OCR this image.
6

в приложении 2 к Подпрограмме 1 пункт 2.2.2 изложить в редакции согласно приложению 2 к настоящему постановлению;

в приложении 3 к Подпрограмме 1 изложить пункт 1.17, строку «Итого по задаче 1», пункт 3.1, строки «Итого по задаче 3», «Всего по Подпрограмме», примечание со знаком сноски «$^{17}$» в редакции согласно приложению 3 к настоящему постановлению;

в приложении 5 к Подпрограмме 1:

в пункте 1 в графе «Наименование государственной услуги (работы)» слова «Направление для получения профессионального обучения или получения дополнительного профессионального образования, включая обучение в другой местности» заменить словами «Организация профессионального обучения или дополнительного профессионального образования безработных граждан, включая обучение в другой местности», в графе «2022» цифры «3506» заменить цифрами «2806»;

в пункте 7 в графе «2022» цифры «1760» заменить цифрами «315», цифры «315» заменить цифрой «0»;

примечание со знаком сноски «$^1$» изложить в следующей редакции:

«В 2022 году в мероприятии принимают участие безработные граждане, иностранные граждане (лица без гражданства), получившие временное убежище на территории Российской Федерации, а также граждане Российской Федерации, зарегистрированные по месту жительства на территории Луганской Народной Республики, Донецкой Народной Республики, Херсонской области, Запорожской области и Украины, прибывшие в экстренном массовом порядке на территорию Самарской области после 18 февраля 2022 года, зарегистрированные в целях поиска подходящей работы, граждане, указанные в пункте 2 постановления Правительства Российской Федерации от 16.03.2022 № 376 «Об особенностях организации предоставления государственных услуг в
....................
Filter the records above for lines containing the word "приложении", and copy those lines.

в приложении 2 к Подпрограмме 1 пункт 2.2.2 изложить в редакции согласно приложению 2 к настоящему постановлению;
в приложении 3 к Подпрограмме 1 изложить пункт 1.17, строку «Итого по задаче 1», пункт 3.1, строки «Итого по задаче 3», «Всего по Подпрограмме», примечание со знаком сноски «$^{17}$» в редакции согласно приложению 3 к настоящему постановлению;
в приложении 5 к Подпрограмме 1:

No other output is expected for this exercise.